Short task
Leave out the pictures and transcribe the rest of the records exactly.

(Stored data)

____

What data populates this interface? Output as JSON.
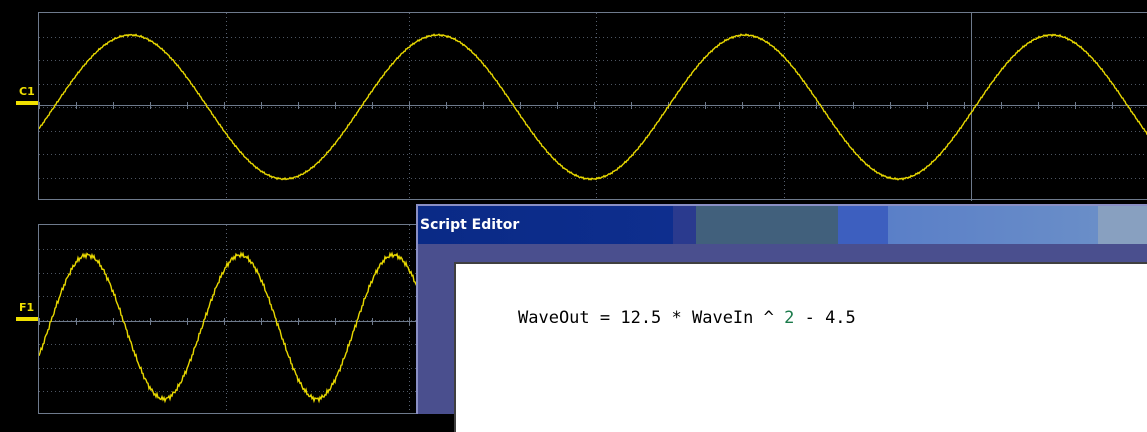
{
  "channels": [
    {
      "id": "c1",
      "label": "C1"
    },
    {
      "id": "f1",
      "label": "F1"
    }
  ],
  "script_editor": {
    "title": "Script Editor",
    "code": {
      "before": "WaveOut = 12.5 * WaveIn ^ ",
      "number": "2",
      "after": " - 4.5"
    }
  },
  "colors": {
    "trace": "#e8d800",
    "grid": "#6e7a8c",
    "background": "#000000",
    "number_token": "#1a7a4a"
  }
}
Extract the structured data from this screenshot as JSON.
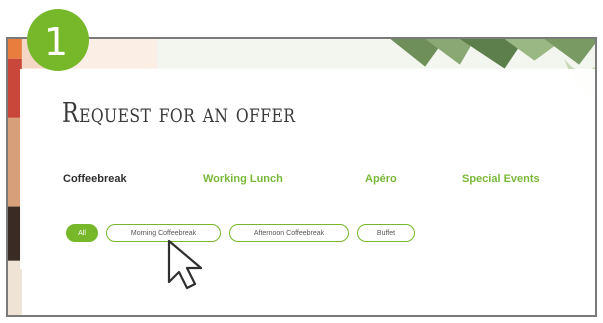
{
  "step": {
    "number": "1",
    "color": "#76b82a"
  },
  "page": {
    "title": "Request for an offer"
  },
  "tabs": [
    {
      "label": "Coffeebreak",
      "active": true
    },
    {
      "label": "Working Lunch",
      "active": false
    },
    {
      "label": "Apéro",
      "active": false
    },
    {
      "label": "Special Events",
      "active": false
    }
  ],
  "filters": [
    {
      "label": "All",
      "selected": true
    },
    {
      "label": "Morning Coffeebreak",
      "selected": false
    },
    {
      "label": "Afternoon Coffeebreak",
      "selected": false
    },
    {
      "label": "Buffet",
      "selected": false
    }
  ],
  "colors": {
    "accent": "#76b82a",
    "title_text": "#3a3a3a",
    "frame_border": "#7a7a7a"
  },
  "icons": {
    "cursor": "mouse-pointer-icon"
  }
}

____

Solved problem
What data populates this interface? Output as JSON.
{
  "channels": [
    {
      "id": "c1",
      "label": "C1"
    },
    {
      "id": "f1",
      "label": "F1"
    }
  ],
  "script_editor": {
    "title": "Script Editor",
    "code": {
      "before": "WaveOut = 12.5 * WaveIn ^ ",
      "number": "2",
      "after": " - 4.5"
    }
  },
  "colors": {
    "trace": "#e8d800",
    "grid": "#6e7a8c",
    "background": "#000000",
    "number_token": "#1a7a4a"
  }
}
Extract the structured data from this screenshot as JSON.
{
  "step": {
    "number": "1",
    "color": "#76b82a"
  },
  "page": {
    "title": "Request for an offer"
  },
  "tabs": [
    {
      "label": "Coffeebreak",
      "active": true
    },
    {
      "label": "Working Lunch",
      "active": false
    },
    {
      "label": "Apéro",
      "active": false
    },
    {
      "label": "Special Events",
      "active": false
    }
  ],
  "filters": [
    {
      "label": "All",
      "selected": true
    },
    {
      "label": "Morning Coffeebreak",
      "selected": false
    },
    {
      "label": "Afternoon Coffeebreak",
      "selected": false
    },
    {
      "label": "Buffet",
      "selected": false
    }
  ],
  "colors": {
    "accent": "#76b82a",
    "title_text": "#3a3a3a",
    "frame_border": "#7a7a7a"
  },
  "icons": {
    "cursor": "mouse-pointer-icon"
  }
}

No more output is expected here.